» **TEXT SEGMENT**:
------------------------------------------------------------------------
There's been a lot of discussion lately about what to write and how to write it. How should a character say something so as not to offend a particular audience, but yet somehow remain who he is and not say heck when he means hell.
Can a Christian in a book drink a glass of wine without making his brother stumble?
Can a Christian book contain the word damn or hell?
Am I somehow less of a Christian if a character I create says damn?
Am I not serving God if I write a story instead of a sermon?
Should all things written be happy-peachy-keen or should we tell stories of real redemption?
After several days of reading different sides of the discussion, I came to my conclusion.
This may seem very, very simplistic...but that's who I am.
God gave me a gift. He told me to use it to glorify Him.
Let's use an analogy. I took a spiritual gifts analysis and found (no surprises) my "top" gifts are teaching, leading, and evangelizing. I was VERY low on the mercy, compassion and giving type of gifts.
I teach in a style that's all my own. God gave me the natural ability to make people see things in a different light. I use it to lead women and to lead Bible studies and Sunday School. I also use it in my career. I lead and teach women there as well. And in both places the leading and teaching is wrapped in a neat little bundle of evangelism.
------------------------------------------------------------------------
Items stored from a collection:
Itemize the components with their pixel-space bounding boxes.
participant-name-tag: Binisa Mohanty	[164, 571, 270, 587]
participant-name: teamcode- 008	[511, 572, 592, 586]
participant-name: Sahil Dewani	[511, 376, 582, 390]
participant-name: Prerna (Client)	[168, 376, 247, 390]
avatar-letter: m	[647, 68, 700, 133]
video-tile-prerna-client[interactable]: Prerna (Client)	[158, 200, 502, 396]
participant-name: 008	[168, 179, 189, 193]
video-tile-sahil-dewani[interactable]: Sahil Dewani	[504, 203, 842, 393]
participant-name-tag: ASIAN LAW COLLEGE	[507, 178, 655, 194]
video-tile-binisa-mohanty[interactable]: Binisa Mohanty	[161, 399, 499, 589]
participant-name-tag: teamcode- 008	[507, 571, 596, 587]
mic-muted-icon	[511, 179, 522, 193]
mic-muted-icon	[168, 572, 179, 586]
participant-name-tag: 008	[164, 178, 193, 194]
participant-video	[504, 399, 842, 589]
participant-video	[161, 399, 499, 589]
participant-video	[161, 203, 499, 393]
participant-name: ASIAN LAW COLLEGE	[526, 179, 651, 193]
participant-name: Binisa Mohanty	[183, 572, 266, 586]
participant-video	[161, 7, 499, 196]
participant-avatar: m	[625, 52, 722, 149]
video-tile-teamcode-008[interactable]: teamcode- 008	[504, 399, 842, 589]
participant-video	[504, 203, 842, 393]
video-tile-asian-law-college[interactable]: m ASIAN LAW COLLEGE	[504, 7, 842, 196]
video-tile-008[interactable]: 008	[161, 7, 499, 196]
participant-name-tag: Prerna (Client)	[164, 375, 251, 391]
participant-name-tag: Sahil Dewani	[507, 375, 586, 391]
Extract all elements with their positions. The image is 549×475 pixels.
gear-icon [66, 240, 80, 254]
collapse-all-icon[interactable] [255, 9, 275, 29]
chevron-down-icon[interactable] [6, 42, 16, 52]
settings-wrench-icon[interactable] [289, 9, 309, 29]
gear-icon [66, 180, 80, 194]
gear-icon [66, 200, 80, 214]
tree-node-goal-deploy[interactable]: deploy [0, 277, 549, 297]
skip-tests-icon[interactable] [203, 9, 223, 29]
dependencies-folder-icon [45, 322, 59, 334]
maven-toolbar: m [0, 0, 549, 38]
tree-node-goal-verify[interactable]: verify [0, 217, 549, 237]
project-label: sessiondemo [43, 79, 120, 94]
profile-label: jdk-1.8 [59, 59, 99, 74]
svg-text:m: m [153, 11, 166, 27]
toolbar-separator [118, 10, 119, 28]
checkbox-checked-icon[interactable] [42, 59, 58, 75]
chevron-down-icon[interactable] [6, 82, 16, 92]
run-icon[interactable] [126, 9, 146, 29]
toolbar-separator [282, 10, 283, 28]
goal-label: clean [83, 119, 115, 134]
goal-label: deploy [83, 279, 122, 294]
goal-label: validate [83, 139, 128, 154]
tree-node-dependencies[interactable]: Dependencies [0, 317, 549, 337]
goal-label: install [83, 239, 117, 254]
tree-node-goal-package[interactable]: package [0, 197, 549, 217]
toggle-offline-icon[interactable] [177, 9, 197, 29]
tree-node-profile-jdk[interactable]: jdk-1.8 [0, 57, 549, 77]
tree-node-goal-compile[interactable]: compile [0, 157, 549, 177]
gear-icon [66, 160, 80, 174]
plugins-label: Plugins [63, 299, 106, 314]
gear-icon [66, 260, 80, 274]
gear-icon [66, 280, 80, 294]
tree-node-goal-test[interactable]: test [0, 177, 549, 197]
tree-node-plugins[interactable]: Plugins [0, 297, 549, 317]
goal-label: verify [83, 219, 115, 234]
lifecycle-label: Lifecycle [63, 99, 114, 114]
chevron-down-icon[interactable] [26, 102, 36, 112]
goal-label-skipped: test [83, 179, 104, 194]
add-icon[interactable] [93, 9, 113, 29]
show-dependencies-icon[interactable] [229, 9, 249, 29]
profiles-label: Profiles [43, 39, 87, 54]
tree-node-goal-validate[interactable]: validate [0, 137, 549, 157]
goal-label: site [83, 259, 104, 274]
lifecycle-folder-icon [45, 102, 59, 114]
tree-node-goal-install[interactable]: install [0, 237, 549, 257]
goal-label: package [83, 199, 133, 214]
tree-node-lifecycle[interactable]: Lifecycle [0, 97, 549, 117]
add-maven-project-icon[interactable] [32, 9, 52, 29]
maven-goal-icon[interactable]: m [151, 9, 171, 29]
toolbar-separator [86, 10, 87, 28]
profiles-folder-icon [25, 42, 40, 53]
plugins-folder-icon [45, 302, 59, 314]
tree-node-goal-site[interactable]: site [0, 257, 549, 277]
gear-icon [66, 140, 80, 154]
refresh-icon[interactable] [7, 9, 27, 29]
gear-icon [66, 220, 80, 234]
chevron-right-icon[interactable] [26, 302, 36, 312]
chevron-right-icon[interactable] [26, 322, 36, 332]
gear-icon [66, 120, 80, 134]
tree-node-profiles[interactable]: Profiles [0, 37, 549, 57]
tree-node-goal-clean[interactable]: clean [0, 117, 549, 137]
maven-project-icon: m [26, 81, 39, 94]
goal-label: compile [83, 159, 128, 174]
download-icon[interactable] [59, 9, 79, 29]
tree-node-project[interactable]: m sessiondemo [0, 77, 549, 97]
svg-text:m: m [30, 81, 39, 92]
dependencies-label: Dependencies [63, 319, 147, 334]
------------------------------------------------------------------------
» **WRITTEN REQUEST A**: Copy the part of the post on writing as a Christian that starts at "Can a Christian in" and ends at "type of gifts.", word for word.
» **WRITTEN REQUEST B**: Repeat the lines of the records word for word, starting at the first line of the records and ending at the line that contains "tree-node-goal-deploy[interactable]: deploy [0, 277, 549, 297]". Include both end lines and give nothing else.
The post on writing as a Christian and the records have no connection to each other.

» **EXPECTED ANSWER A**:
Can a Christian in a book drink a glass of wine without making his brother stumble?
Can a Christian book contain the word damn or hell?
Am I somehow less of a Christian if a character I create says damn?
Am I not serving God if I write a story instead of a sermon?
Should all things written be happy-peachy-keen or should we tell stories of real redemption?
After several days of reading different sides of the discussion, I came to my conclusion.
This may seem very, very simplistic...but that's who I am.
God gave me a gift. He told me to use it to glorify Him.
Let's use an analogy. I took a spiritual gifts analysis and found (no surprises) my "top" gifts are teaching, leading, and evangelizing. I was VERY low on the mercy, compassion and giving type of gifts.

» **EXPECTED ANSWER B**:
Itemize the components with their pixel-space bounding boxes.
participant-name-tag: Binisa Mohanty	[164, 571, 270, 587]
participant-name: teamcode- 008	[511, 572, 592, 586]
participant-name: Sahil Dewani	[511, 376, 582, 390]
participant-name: Prerna (Client)	[168, 376, 247, 390]
avatar-letter: m	[647, 68, 700, 133]
video-tile-prerna-client[interactable]: Prerna (Client)	[158, 200, 502, 396]
participant-name: 008	[168, 179, 189, 193]
video-tile-sahil-dewani[interactable]: Sahil Dewani	[504, 203, 842, 393]
participant-name-tag: ASIAN LAW COLLEGE	[507, 178, 655, 194]
video-tile-binisa-mohanty[interactable]: Binisa Mohanty	[161, 399, 499, 589]
participant-name-tag: teamcode- 008	[507, 571, 596, 587]
mic-muted-icon	[511, 179, 522, 193]
mic-muted-icon	[168, 572, 179, 586]
participant-name-tag: 008	[164, 178, 193, 194]
participant-video	[504, 399, 842, 589]
participant-video	[161, 399, 499, 589]
participant-video	[161, 203, 499, 393]
participant-name: ASIAN LAW COLLEGE	[526, 179, 651, 193]
participant-name: Binisa Mohanty	[183, 572, 266, 586]
participant-video	[161, 7, 499, 196]
participant-avatar: m	[625, 52, 722, 149]
video-tile-teamcode-008[interactable]: teamcode- 008	[504, 399, 842, 589]
participant-video	[504, 203, 842, 393]
video-tile-asian-law-college[interactable]: m ASIAN LAW COLLEGE	[504, 7, 842, 196]
video-tile-008[interactable]: 008	[161, 7, 499, 196]
participant-name-tag: Prerna (Client)	[164, 375, 251, 391]
participant-name-tag: Sahil Dewani	[507, 375, 586, 391]
Extract all elements with their positions. The image is 549×475 pixels.
gear-icon [66, 240, 80, 254]
collapse-all-icon[interactable] [255, 9, 275, 29]
chevron-down-icon[interactable] [6, 42, 16, 52]
settings-wrench-icon[interactable] [289, 9, 309, 29]
gear-icon [66, 180, 80, 194]
gear-icon [66, 200, 80, 214]
tree-node-goal-deploy[interactable]: deploy [0, 277, 549, 297]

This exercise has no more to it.